* PROBLEM TO WORK ON:
Quote the whole listing word for word. Do not include the pictures.

* RECORDS PROVIDED:

---

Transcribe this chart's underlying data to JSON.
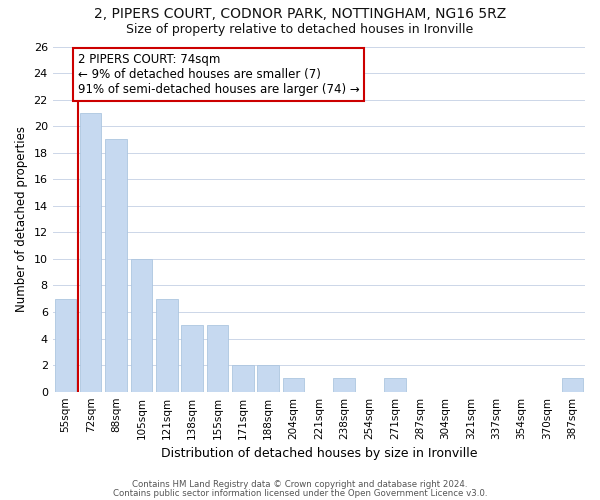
{
  "title": "2, PIPERS COURT, CODNOR PARK, NOTTINGHAM, NG16 5RZ",
  "subtitle": "Size of property relative to detached houses in Ironville",
  "xlabel": "Distribution of detached houses by size in Ironville",
  "ylabel": "Number of detached properties",
  "bar_labels": [
    "55sqm",
    "72sqm",
    "88sqm",
    "105sqm",
    "121sqm",
    "138sqm",
    "155sqm",
    "171sqm",
    "188sqm",
    "204sqm",
    "221sqm",
    "238sqm",
    "254sqm",
    "271sqm",
    "287sqm",
    "304sqm",
    "321sqm",
    "337sqm",
    "354sqm",
    "370sqm",
    "387sqm"
  ],
  "bar_values": [
    7,
    21,
    19,
    10,
    7,
    5,
    5,
    2,
    2,
    1,
    0,
    1,
    0,
    1,
    0,
    0,
    0,
    0,
    0,
    0,
    1
  ],
  "bar_color": "#c6d9f0",
  "bar_edge_color": "#adc6e0",
  "redline_x": 1,
  "redline_color": "#cc0000",
  "ylim": [
    0,
    26
  ],
  "yticks": [
    0,
    2,
    4,
    6,
    8,
    10,
    12,
    14,
    16,
    18,
    20,
    22,
    24,
    26
  ],
  "annotation_line1": "2 PIPERS COURT: 74sqm",
  "annotation_line2": "← 9% of detached houses are smaller (7)",
  "annotation_line3": "91% of semi-detached houses are larger (74) →",
  "annotation_box_color": "#ffffff",
  "annotation_box_edge": "#cc0000",
  "footer1": "Contains HM Land Registry data © Crown copyright and database right 2024.",
  "footer2": "Contains public sector information licensed under the Open Government Licence v3.0.",
  "background_color": "#ffffff",
  "grid_color": "#ccd6e8"
}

---

* RESULT BELOW:
Transcribe this chart's underlying data to JSON.
{
  "title": "2, PIPERS COURT, CODNOR PARK, NOTTINGHAM, NG16 5RZ",
  "subtitle": "Size of property relative to detached houses in Ironville",
  "xlabel": "Distribution of detached houses by size in Ironville",
  "ylabel": "Number of detached properties",
  "bar_labels": [
    "55sqm",
    "72sqm",
    "88sqm",
    "105sqm",
    "121sqm",
    "138sqm",
    "155sqm",
    "171sqm",
    "188sqm",
    "204sqm",
    "221sqm",
    "238sqm",
    "254sqm",
    "271sqm",
    "287sqm",
    "304sqm",
    "321sqm",
    "337sqm",
    "354sqm",
    "370sqm",
    "387sqm"
  ],
  "bar_values": [
    7,
    21,
    19,
    10,
    7,
    5,
    5,
    2,
    2,
    1,
    0,
    1,
    0,
    1,
    0,
    0,
    0,
    0,
    0,
    0,
    1
  ],
  "bar_color": "#c6d9f0",
  "bar_edge_color": "#adc6e0",
  "redline_x": 1,
  "redline_color": "#cc0000",
  "ylim": [
    0,
    26
  ],
  "yticks": [
    0,
    2,
    4,
    6,
    8,
    10,
    12,
    14,
    16,
    18,
    20,
    22,
    24,
    26
  ],
  "annotation_line1": "2 PIPERS COURT: 74sqm",
  "annotation_line2": "← 9% of detached houses are smaller (7)",
  "annotation_line3": "91% of semi-detached houses are larger (74) →",
  "annotation_box_color": "#ffffff",
  "annotation_box_edge": "#cc0000",
  "footer1": "Contains HM Land Registry data © Crown copyright and database right 2024.",
  "footer2": "Contains public sector information licensed under the Open Government Licence v3.0.",
  "background_color": "#ffffff",
  "grid_color": "#ccd6e8"
}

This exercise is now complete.